■ AIM
From the records below, pull each line that has "friend".

--- begin RECORDS SUPPLIED ---

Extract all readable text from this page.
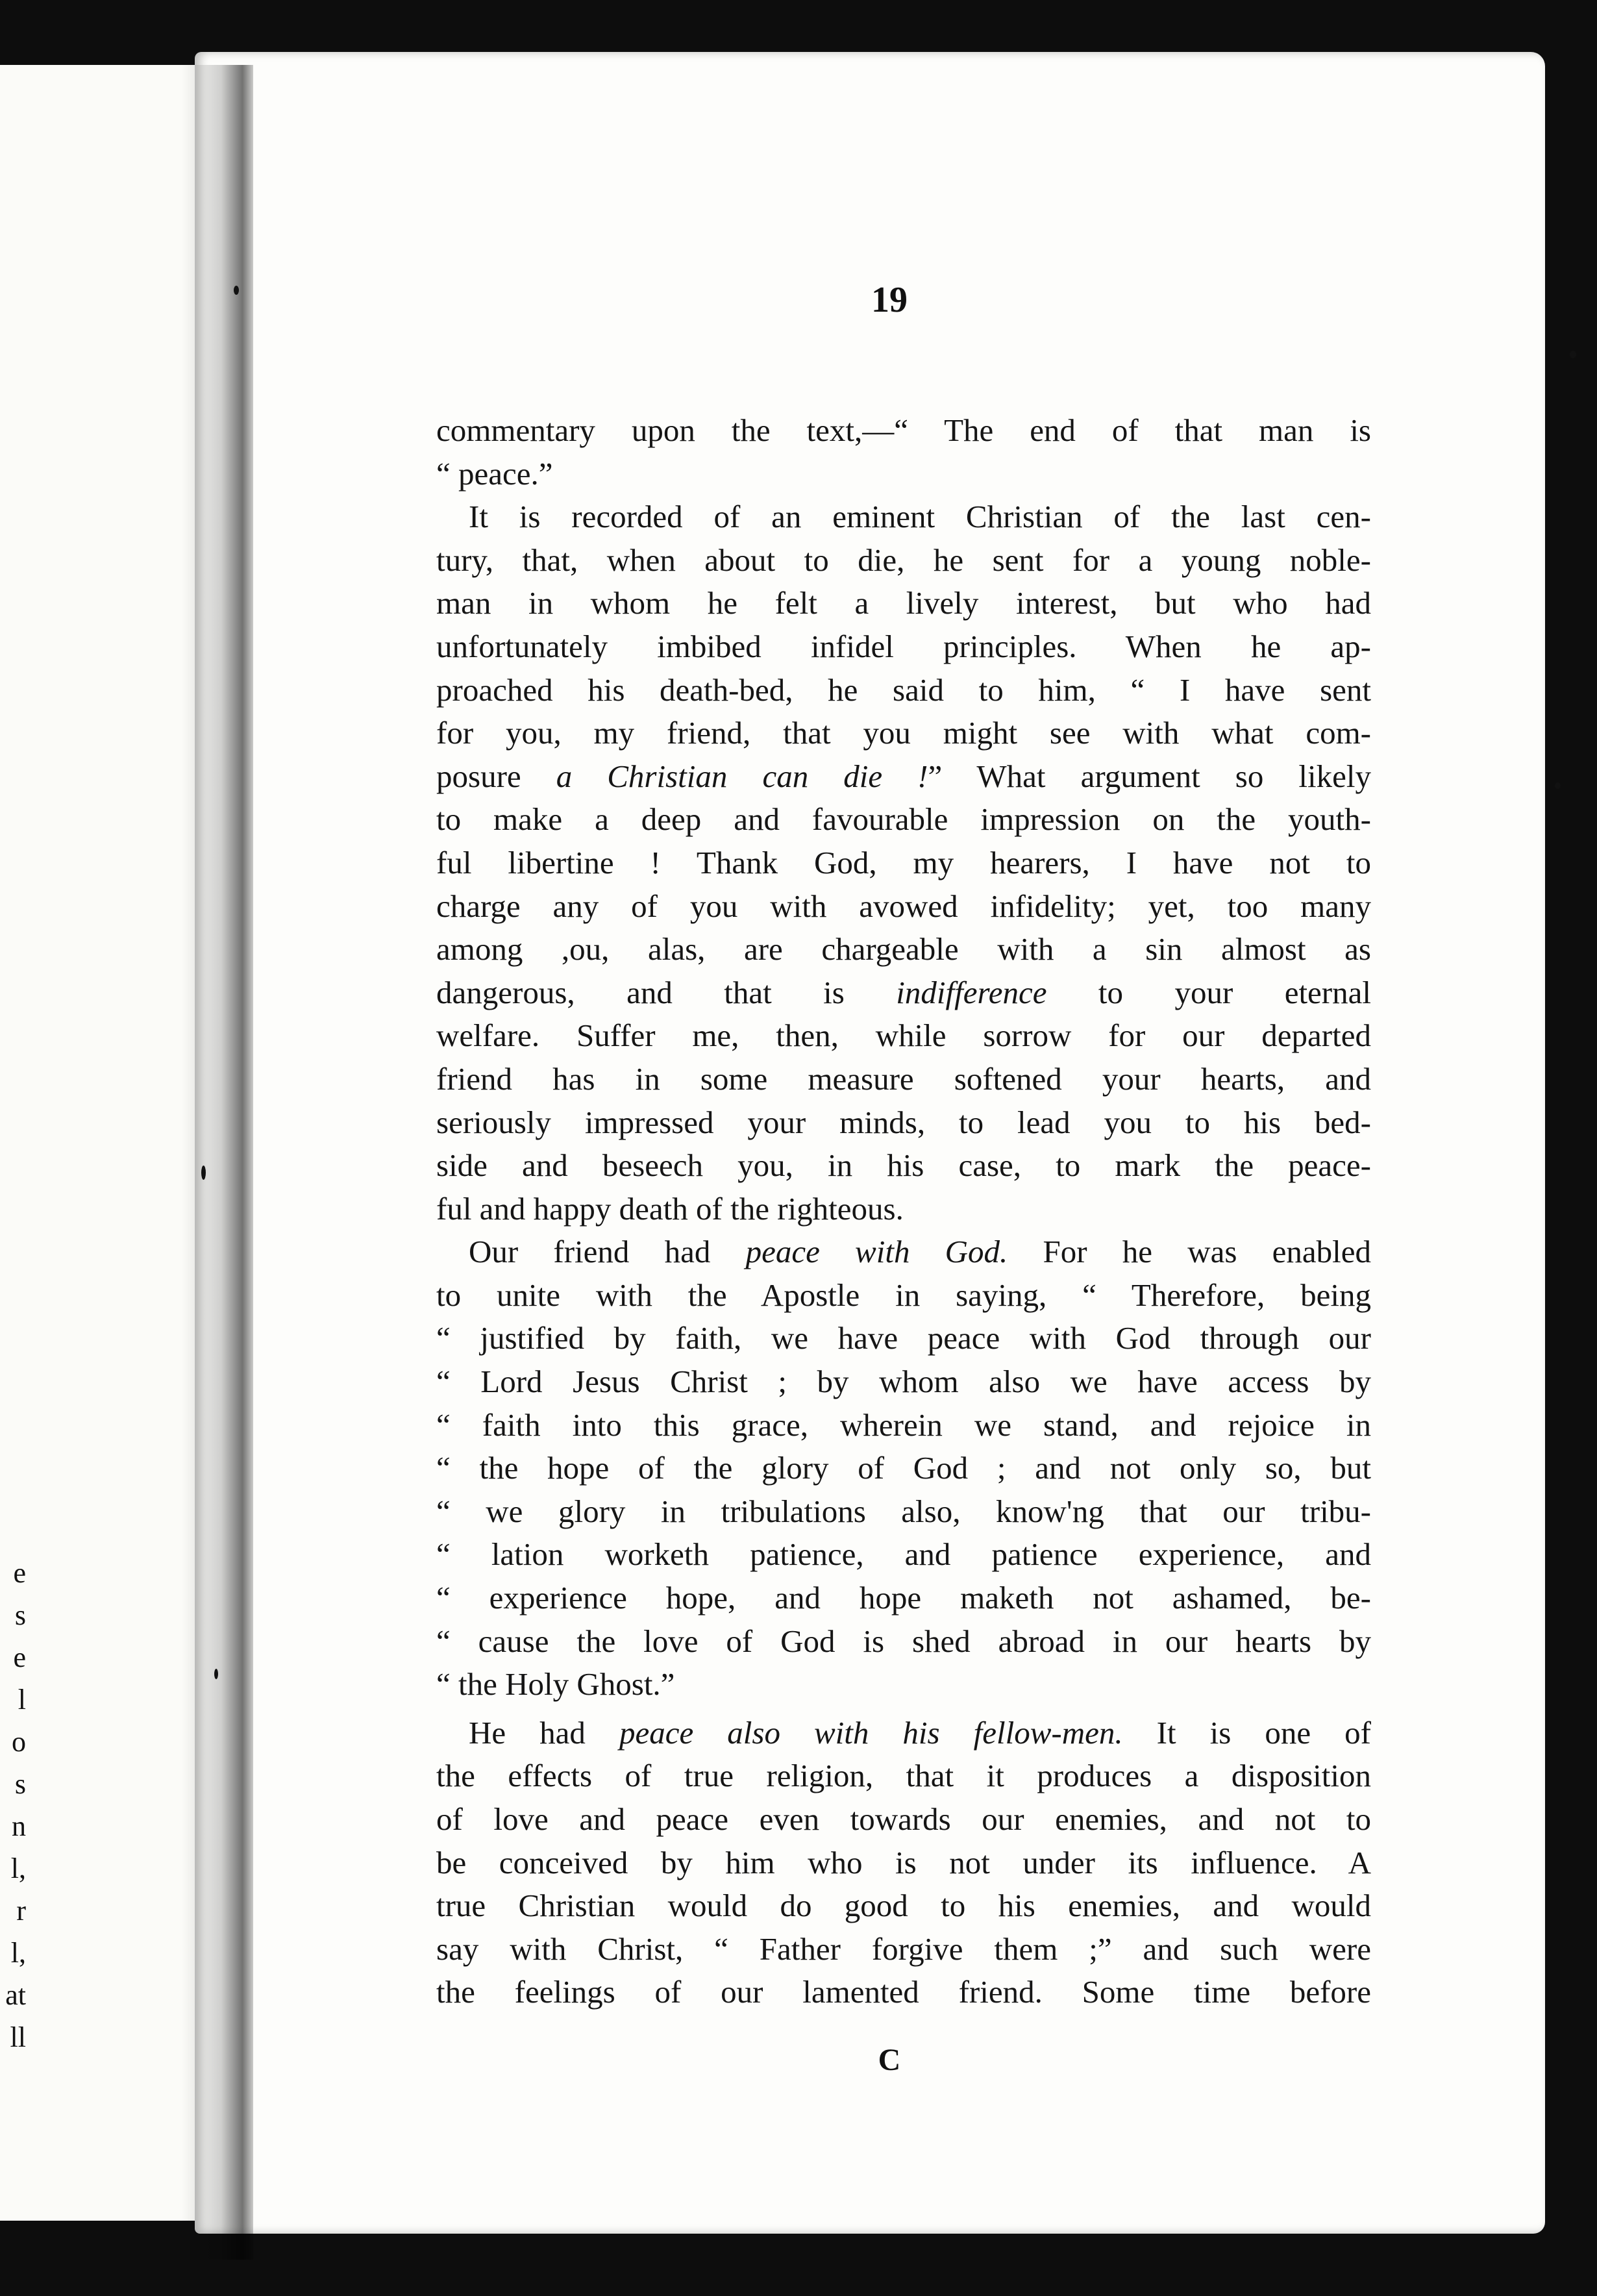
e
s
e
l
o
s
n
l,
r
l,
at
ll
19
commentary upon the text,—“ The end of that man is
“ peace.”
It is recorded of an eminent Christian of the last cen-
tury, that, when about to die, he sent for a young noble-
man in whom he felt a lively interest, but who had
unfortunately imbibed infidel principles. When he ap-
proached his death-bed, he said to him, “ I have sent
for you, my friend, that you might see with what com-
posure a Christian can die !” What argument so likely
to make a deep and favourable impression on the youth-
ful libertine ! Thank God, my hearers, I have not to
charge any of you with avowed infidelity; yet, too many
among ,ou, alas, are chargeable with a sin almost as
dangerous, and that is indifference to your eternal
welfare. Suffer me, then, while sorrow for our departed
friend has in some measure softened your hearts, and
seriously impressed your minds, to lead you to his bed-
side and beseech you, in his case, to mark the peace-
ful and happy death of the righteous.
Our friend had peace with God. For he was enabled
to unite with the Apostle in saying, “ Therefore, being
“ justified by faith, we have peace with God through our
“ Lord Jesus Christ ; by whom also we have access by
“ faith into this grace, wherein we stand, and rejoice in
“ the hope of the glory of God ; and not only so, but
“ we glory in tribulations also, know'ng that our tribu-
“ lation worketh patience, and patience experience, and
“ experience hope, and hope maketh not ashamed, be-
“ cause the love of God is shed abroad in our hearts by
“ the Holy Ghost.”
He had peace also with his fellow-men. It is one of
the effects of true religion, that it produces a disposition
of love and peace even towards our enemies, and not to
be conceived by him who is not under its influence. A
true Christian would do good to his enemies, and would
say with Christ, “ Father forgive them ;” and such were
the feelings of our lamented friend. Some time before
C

--- end RECORDS SUPPLIED ---
--- begin RECORDS SUPPLIED ---

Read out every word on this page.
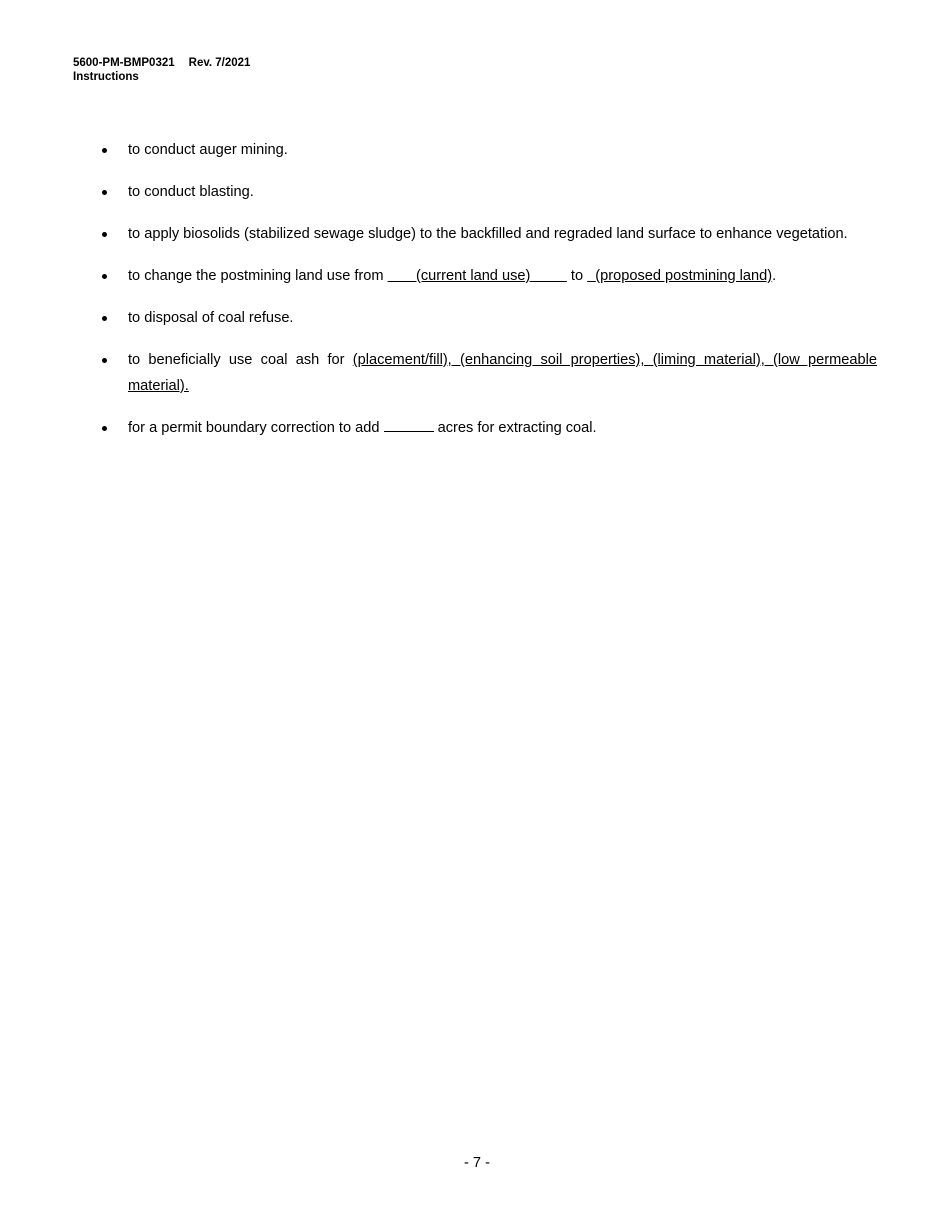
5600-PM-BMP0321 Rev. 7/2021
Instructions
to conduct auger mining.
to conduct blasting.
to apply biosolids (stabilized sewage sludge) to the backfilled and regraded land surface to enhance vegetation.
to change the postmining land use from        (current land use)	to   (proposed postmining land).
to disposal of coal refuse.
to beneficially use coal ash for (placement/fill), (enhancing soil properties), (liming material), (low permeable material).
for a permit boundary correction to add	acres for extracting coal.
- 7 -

--- end RECORDS SUPPLIED ---

■ RESPONSE
for you, my friend, that you might see with what com-
friend has in some measure softened your hearts, and
Our friend had peace with God. For he was enabled
the feelings of our lamented friend. Some time before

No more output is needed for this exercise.